__WORK TO DO__.
Copy out every line that contains "color".

__PROVIDED RECORDS__.
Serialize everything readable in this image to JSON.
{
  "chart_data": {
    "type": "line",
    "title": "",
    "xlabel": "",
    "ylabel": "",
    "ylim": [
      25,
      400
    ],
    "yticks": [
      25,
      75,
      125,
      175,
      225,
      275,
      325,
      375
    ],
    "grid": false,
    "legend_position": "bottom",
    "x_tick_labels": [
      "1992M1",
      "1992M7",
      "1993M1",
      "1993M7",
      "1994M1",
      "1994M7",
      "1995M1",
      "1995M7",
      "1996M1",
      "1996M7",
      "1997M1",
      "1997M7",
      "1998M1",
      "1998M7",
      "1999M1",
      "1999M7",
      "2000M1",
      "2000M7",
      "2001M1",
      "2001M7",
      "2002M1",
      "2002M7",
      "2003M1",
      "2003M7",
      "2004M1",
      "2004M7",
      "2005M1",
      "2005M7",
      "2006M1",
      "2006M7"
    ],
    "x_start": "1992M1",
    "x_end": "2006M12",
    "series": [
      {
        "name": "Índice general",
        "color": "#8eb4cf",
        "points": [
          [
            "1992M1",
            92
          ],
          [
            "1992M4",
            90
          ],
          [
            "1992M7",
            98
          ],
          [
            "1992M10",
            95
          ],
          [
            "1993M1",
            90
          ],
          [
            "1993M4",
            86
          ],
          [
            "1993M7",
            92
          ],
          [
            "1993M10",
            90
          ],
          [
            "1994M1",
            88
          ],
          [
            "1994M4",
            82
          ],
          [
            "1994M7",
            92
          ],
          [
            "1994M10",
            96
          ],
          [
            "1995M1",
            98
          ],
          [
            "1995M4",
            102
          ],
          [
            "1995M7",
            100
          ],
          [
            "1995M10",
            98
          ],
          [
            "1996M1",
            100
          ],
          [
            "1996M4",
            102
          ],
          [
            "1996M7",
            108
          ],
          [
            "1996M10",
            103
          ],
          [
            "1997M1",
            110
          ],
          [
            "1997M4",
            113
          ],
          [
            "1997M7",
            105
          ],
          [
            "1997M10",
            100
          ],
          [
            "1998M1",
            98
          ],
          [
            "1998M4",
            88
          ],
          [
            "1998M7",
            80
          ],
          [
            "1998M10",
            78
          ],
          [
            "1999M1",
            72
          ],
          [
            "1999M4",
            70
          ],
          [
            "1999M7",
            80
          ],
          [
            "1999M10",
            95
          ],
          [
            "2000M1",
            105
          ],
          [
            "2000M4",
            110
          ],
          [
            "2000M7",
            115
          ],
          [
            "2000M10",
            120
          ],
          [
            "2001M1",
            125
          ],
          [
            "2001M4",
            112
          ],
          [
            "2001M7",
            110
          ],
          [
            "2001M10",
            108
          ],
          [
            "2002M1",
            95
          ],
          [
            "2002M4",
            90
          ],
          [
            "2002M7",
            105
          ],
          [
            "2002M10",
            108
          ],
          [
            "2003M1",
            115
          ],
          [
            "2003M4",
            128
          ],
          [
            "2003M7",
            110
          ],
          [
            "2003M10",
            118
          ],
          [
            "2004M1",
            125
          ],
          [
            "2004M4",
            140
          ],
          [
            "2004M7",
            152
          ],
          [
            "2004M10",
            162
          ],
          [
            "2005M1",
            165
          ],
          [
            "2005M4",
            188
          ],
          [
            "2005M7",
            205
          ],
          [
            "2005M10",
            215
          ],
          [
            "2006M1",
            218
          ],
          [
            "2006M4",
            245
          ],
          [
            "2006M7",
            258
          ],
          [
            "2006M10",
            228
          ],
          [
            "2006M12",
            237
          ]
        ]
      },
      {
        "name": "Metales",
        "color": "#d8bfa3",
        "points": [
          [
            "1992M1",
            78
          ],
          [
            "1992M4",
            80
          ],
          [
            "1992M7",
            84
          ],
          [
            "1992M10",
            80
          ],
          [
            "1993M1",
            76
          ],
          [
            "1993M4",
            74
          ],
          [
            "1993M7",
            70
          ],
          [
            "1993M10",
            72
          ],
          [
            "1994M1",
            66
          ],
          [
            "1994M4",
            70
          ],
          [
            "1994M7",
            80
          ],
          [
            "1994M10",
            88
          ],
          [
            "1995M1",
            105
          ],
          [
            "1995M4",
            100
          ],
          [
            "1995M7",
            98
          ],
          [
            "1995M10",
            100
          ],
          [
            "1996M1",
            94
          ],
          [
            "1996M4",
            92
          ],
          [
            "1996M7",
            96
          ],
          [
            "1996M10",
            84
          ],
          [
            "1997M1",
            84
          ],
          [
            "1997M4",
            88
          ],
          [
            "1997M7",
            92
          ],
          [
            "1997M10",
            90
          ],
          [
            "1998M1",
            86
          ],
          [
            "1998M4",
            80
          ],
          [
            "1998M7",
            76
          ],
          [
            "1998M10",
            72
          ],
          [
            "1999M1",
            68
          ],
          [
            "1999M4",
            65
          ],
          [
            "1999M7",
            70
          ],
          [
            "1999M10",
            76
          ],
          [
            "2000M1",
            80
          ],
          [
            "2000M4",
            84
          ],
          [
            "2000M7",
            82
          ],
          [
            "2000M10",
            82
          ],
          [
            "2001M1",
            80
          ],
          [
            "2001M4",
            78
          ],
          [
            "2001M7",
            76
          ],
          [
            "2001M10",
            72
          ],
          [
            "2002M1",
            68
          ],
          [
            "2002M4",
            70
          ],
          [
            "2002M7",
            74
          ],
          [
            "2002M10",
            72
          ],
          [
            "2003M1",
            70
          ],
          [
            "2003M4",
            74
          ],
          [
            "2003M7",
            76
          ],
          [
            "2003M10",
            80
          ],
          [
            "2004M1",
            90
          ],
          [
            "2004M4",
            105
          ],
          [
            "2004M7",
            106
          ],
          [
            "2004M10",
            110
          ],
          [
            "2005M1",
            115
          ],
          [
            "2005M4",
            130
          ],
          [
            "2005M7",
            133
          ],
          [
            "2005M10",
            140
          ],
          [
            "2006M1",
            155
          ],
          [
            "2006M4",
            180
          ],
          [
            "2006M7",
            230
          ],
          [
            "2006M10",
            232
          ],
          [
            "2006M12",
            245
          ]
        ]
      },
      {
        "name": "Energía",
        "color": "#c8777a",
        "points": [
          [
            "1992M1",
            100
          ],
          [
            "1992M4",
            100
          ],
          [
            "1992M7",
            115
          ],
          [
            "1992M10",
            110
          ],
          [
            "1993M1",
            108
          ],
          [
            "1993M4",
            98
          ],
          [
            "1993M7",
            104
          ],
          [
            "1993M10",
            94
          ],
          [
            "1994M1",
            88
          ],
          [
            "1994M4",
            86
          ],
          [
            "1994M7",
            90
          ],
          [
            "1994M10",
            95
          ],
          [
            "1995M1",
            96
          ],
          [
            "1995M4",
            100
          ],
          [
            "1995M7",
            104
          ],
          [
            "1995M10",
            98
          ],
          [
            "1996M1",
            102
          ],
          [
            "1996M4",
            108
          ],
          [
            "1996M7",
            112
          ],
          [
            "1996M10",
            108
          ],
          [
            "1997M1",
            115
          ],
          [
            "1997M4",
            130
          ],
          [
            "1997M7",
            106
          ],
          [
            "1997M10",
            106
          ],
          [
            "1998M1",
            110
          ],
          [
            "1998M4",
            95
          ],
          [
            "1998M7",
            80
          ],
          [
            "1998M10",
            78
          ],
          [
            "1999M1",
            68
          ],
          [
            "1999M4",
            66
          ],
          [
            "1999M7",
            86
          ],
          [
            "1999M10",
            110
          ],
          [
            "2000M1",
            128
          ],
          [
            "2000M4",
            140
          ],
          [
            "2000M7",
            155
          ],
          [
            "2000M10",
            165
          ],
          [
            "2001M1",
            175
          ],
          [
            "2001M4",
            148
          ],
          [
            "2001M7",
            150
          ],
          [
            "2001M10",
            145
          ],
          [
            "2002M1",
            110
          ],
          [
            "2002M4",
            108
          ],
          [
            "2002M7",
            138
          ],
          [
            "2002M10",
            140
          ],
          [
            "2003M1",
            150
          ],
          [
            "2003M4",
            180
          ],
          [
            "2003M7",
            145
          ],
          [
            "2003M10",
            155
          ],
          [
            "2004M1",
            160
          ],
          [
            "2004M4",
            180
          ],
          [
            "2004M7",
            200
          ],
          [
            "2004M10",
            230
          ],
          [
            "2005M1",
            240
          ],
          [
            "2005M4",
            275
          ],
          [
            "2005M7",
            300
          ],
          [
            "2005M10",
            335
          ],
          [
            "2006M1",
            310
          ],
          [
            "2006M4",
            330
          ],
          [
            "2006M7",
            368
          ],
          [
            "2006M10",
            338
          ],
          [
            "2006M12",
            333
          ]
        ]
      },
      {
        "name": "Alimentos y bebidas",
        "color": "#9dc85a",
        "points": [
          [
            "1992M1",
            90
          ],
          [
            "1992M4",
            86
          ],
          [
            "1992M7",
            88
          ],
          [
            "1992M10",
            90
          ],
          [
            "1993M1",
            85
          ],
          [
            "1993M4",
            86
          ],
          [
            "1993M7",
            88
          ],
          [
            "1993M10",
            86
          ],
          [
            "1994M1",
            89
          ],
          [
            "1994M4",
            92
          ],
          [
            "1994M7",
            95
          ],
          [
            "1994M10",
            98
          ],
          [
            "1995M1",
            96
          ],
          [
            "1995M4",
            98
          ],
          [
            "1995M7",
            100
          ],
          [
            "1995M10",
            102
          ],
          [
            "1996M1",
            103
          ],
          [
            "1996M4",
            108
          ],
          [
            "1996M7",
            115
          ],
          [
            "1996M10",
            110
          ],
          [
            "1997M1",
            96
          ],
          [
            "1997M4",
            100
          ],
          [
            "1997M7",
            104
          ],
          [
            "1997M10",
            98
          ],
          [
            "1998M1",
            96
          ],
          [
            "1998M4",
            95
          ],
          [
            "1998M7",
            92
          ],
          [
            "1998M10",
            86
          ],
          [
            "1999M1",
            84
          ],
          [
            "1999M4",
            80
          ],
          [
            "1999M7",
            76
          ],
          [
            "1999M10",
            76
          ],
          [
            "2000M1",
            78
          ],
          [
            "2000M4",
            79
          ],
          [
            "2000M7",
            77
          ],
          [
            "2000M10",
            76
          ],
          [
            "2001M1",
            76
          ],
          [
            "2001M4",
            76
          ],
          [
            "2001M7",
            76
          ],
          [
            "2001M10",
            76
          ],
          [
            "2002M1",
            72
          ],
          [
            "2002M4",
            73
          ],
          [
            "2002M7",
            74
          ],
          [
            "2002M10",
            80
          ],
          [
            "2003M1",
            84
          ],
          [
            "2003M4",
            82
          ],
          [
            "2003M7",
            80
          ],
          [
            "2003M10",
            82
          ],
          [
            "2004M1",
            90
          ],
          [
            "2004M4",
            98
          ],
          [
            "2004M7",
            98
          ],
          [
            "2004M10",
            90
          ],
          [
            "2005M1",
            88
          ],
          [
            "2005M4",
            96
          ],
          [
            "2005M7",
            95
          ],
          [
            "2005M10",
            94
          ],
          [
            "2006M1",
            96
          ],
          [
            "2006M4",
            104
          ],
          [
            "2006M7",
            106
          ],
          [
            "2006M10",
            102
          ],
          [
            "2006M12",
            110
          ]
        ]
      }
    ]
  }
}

__RESPONSE__.
        "color": "#8eb4cf",
        "color": "#d8bfa3",
        "color": "#c8777a",
        "color": "#9dc85a",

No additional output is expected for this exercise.